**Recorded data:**
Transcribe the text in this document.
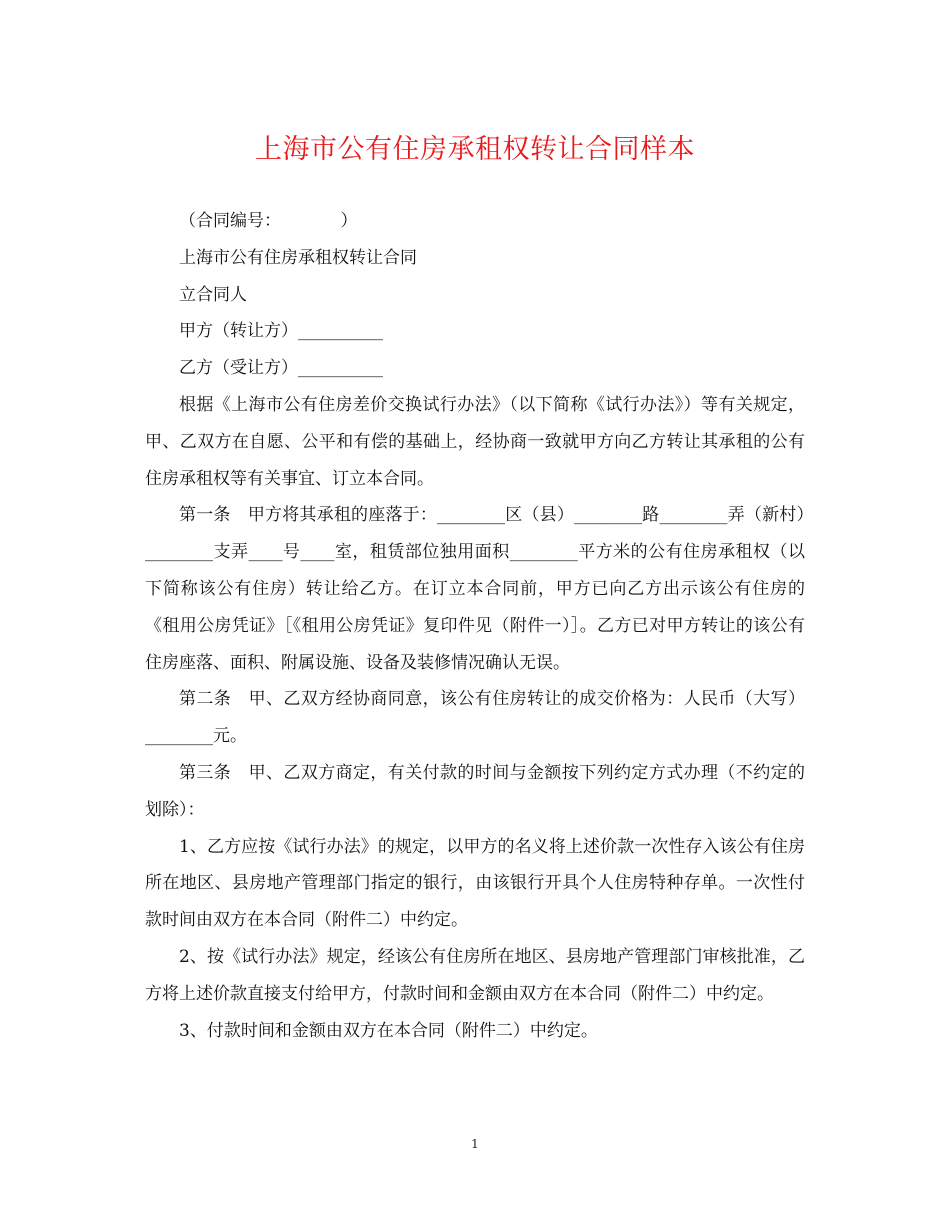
上海市公有住房承租权转让合同样本

（合同编号：　　　　）

上海市公有住房承租权转让合同

立合同人

甲方（转让方）__________

乙方（受让方）__________

根据《上海市公有住房差价交换试行办法》（以下简称《试行办法》）等有关规定，甲、乙双方在自愿、公平和有偿的基础上，经协商一致就甲方向乙方转让其承租的公有住房承租权等有关事宜、订立本合同。

第一条　甲方将其承租的座落于：________区（县）________路________弄（新村）________支弄____号____室，租赁部位独用面积________平方米的公有住房承租权（以下简称该公有住房）转让给乙方。在订立本合同前，甲方已向乙方出示该公有住房的《租用公房凭证》［《租用公房凭证》复印件见（附件一）］。乙方已对甲方转让的该公有住房座落、面积、附属设施、设备及装修情况确认无误。

第二条　甲、乙双方经协商同意，该公有住房转让的成交价格为：人民币（大写）________元。

第三条　甲、乙双方商定，有关付款的时间与金额按下列约定方式办理（不约定的划除）：

1、乙方应按《试行办法》的规定，以甲方的名义将上述价款一次性存入该公有住房所在地区、县房地产管理部门指定的银行，由该银行开具个人住房特种存单。一次性付款时间由双方在本合同（附件二）中约定。

2、按《试行办法》规定，经该公有住房所在地区、县房地产管理部门审核批准，乙方将上述价款直接支付给甲方，付款时间和金额由双方在本合同（附件二）中约定。

3、付款时间和金额由双方在本合同（附件二）中约定。

1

**Challenge:** Give the entries again without a single change, but with no pictures.

**Task solution:**
Transcribe the text in this document.
上海市公有住房承租权转让合同样本

（合同编号：　　　　）

上海市公有住房承租权转让合同

立合同人

甲方（转让方）__________

乙方（受让方）__________

根据《上海市公有住房差价交换试行办法》（以下简称《试行办法》）等有关规定，甲、乙双方在自愿、公平和有偿的基础上，经协商一致就甲方向乙方转让其承租的公有住房承租权等有关事宜、订立本合同。

第一条　甲方将其承租的座落于：________区（县）________路________弄（新村）________支弄____号____室，租赁部位独用面积________平方米的公有住房承租权（以下简称该公有住房）转让给乙方。在订立本合同前，甲方已向乙方出示该公有住房的《租用公房凭证》［《租用公房凭证》复印件见（附件一）］。乙方已对甲方转让的该公有住房座落、面积、附属设施、设备及装修情况确认无误。

第二条　甲、乙双方经协商同意，该公有住房转让的成交价格为：人民币（大写）________元。

第三条　甲、乙双方商定，有关付款的时间与金额按下列约定方式办理（不约定的划除）：

1、乙方应按《试行办法》的规定，以甲方的名义将上述价款一次性存入该公有住房所在地区、县房地产管理部门指定的银行，由该银行开具个人住房特种存单。一次性付款时间由双方在本合同（附件二）中约定。

2、按《试行办法》规定，经该公有住房所在地区、县房地产管理部门审核批准，乙方将上述价款直接支付给甲方，付款时间和金额由双方在本合同（附件二）中约定。

3、付款时间和金额由双方在本合同（附件二）中约定。

1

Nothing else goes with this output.